## REQUIREMENTS
Collect each line of the records containing the string "color".

[Entries taken from a collection]
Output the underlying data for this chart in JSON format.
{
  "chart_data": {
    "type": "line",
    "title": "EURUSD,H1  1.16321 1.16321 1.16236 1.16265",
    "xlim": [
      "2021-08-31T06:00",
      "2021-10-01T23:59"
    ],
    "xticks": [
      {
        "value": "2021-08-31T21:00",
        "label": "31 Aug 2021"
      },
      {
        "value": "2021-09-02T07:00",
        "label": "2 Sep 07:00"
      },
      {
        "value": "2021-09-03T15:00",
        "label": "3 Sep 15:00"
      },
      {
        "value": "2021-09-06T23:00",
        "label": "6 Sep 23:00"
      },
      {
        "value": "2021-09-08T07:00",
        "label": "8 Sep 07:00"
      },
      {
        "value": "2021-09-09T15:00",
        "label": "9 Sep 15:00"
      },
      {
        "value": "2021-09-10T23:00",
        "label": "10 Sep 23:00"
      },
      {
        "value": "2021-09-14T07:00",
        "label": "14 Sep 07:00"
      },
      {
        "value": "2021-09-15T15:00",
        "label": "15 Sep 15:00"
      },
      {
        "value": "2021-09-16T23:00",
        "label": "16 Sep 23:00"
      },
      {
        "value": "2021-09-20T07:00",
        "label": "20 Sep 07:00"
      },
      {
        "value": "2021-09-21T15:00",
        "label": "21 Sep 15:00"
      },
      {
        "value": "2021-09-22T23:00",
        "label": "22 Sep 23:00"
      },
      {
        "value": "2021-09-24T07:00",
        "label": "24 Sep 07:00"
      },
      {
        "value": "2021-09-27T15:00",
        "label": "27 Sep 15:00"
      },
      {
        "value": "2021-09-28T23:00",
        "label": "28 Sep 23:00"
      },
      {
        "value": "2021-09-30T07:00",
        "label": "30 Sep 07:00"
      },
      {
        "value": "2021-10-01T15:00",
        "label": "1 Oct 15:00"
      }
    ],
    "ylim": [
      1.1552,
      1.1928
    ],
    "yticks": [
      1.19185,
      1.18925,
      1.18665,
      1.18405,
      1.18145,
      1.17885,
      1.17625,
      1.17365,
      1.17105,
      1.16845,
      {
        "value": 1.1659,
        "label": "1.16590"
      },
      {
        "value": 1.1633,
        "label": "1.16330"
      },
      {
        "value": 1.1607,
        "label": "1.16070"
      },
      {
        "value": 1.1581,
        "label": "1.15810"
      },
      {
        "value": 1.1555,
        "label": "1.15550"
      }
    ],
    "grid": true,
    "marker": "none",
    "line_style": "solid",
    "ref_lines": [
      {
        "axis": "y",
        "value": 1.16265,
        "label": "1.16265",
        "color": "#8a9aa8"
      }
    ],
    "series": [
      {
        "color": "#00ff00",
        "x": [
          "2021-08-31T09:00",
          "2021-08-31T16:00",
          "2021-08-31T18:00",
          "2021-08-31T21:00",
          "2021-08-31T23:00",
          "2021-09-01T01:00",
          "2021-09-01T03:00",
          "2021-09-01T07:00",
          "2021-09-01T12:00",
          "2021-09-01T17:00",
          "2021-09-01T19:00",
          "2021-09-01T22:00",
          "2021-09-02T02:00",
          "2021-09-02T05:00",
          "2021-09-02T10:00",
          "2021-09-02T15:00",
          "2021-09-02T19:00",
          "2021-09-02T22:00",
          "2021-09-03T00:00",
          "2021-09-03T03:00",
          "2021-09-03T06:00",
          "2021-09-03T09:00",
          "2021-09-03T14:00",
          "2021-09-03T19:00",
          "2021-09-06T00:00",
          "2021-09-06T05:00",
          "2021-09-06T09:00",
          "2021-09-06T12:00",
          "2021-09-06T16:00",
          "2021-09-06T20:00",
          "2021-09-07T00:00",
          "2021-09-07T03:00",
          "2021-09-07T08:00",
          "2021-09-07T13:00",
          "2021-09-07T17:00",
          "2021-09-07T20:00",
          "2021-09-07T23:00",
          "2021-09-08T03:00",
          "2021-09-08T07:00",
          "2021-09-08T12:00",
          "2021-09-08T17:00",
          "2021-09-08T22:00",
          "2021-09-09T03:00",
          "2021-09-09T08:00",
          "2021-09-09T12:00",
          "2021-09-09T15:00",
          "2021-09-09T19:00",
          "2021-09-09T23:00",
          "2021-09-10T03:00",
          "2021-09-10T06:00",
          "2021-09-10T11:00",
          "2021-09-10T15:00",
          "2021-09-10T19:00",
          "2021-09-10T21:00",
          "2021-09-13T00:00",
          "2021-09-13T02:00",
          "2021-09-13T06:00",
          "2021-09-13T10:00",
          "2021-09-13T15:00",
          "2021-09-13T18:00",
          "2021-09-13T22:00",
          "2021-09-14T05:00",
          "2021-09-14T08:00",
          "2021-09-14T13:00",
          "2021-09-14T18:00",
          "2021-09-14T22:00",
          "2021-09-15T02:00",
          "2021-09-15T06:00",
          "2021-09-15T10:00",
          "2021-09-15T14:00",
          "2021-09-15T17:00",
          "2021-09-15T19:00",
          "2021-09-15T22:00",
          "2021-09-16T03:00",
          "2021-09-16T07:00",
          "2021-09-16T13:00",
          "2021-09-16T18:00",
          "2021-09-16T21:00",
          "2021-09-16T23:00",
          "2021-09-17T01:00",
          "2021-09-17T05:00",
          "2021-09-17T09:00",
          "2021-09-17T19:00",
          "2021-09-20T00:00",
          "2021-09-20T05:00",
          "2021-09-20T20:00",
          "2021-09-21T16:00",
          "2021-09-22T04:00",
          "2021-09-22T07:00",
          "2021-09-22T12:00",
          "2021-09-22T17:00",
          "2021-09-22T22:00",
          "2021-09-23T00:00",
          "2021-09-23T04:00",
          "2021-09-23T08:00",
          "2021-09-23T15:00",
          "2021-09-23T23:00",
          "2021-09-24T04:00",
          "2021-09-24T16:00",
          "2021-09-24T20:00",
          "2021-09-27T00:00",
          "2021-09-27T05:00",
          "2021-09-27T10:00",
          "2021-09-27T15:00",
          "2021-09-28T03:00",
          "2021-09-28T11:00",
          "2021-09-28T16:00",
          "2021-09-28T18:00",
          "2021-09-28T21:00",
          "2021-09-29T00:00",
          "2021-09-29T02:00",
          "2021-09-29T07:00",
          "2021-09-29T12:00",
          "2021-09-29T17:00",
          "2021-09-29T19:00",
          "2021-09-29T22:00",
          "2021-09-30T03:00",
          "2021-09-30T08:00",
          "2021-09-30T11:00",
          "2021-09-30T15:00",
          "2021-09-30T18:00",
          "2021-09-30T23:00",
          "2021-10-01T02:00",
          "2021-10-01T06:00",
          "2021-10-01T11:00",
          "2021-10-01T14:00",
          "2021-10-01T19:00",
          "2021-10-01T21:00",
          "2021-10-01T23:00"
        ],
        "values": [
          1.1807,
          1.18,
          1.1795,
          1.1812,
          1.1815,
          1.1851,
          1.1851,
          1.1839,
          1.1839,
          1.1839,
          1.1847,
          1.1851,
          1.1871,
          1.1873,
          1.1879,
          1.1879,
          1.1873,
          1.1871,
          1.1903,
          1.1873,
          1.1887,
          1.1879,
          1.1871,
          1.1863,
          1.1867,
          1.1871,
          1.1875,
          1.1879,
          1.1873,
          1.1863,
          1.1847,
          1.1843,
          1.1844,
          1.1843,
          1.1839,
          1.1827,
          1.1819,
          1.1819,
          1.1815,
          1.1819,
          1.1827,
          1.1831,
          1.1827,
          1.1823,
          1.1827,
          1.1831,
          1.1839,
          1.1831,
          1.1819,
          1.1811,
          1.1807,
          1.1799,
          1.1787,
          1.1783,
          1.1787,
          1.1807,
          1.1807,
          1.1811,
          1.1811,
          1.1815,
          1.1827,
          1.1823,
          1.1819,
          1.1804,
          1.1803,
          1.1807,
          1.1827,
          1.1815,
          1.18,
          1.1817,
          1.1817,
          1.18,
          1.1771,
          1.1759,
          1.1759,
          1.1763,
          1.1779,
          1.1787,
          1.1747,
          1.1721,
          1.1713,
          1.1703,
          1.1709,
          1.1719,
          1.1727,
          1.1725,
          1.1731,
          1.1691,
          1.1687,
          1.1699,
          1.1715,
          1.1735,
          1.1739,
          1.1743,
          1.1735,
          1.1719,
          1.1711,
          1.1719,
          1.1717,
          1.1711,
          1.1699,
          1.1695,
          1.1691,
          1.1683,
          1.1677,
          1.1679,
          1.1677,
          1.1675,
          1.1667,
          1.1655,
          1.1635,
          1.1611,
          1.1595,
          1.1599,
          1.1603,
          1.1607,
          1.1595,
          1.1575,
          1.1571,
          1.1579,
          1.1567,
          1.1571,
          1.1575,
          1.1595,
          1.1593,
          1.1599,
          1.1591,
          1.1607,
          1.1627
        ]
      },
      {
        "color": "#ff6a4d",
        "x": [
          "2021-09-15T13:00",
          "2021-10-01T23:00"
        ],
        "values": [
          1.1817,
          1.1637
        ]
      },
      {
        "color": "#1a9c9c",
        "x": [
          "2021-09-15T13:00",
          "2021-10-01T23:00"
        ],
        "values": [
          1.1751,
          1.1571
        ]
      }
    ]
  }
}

## TASK SOLUTION
        "color": "#8a9aa8"
        "color": "#00ff00",
        "color": "#ff6a4d",
        "color": "#1a9c9c",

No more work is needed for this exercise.